• Working data
[start]
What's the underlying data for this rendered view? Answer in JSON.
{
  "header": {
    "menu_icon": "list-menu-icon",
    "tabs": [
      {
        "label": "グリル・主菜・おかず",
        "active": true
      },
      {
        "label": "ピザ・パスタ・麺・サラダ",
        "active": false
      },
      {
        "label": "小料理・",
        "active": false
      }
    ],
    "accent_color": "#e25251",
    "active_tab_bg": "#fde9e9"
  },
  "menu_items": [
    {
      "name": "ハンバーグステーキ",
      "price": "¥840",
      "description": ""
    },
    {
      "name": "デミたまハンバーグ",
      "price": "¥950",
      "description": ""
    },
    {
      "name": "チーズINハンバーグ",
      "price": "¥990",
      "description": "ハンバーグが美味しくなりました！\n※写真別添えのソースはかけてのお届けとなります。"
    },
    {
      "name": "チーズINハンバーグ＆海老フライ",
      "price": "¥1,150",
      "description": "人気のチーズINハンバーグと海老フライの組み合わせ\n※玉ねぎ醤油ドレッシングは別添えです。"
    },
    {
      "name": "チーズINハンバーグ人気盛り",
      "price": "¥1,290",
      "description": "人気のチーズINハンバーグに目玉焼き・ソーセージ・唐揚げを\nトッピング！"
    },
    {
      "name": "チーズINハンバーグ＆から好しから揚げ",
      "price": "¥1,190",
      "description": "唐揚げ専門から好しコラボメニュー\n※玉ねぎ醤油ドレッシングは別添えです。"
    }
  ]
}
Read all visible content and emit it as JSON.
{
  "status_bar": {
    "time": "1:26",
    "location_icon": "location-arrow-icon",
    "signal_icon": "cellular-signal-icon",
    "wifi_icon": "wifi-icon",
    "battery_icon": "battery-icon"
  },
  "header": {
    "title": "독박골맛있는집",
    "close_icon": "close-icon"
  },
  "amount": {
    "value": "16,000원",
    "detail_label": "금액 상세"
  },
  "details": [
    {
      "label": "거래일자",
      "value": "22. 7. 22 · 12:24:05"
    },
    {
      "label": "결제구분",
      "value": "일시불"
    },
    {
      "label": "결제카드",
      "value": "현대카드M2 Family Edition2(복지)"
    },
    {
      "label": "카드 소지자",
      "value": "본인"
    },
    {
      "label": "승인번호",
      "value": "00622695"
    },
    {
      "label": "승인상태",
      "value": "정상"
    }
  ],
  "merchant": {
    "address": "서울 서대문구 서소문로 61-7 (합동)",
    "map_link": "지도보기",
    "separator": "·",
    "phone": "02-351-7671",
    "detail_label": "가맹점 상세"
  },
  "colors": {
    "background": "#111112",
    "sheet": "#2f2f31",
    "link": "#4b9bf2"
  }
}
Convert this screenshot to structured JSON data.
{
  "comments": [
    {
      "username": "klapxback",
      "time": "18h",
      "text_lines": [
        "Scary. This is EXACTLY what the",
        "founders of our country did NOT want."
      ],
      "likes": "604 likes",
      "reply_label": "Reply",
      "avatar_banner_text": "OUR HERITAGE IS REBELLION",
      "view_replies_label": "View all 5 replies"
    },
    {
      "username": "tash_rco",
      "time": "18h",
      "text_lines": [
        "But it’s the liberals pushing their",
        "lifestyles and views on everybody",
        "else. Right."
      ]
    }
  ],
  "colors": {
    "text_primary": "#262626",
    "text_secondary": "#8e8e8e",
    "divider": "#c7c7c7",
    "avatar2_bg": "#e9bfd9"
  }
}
[end]
• Task statement
Copy out each line of the data where the string "price" appears.

• Exercise response
      "price": "¥840",
      "price": "¥950",
      "price": "¥990",
      "price": "¥1,150",
      "price": "¥1,290",
      "price": "¥1,190",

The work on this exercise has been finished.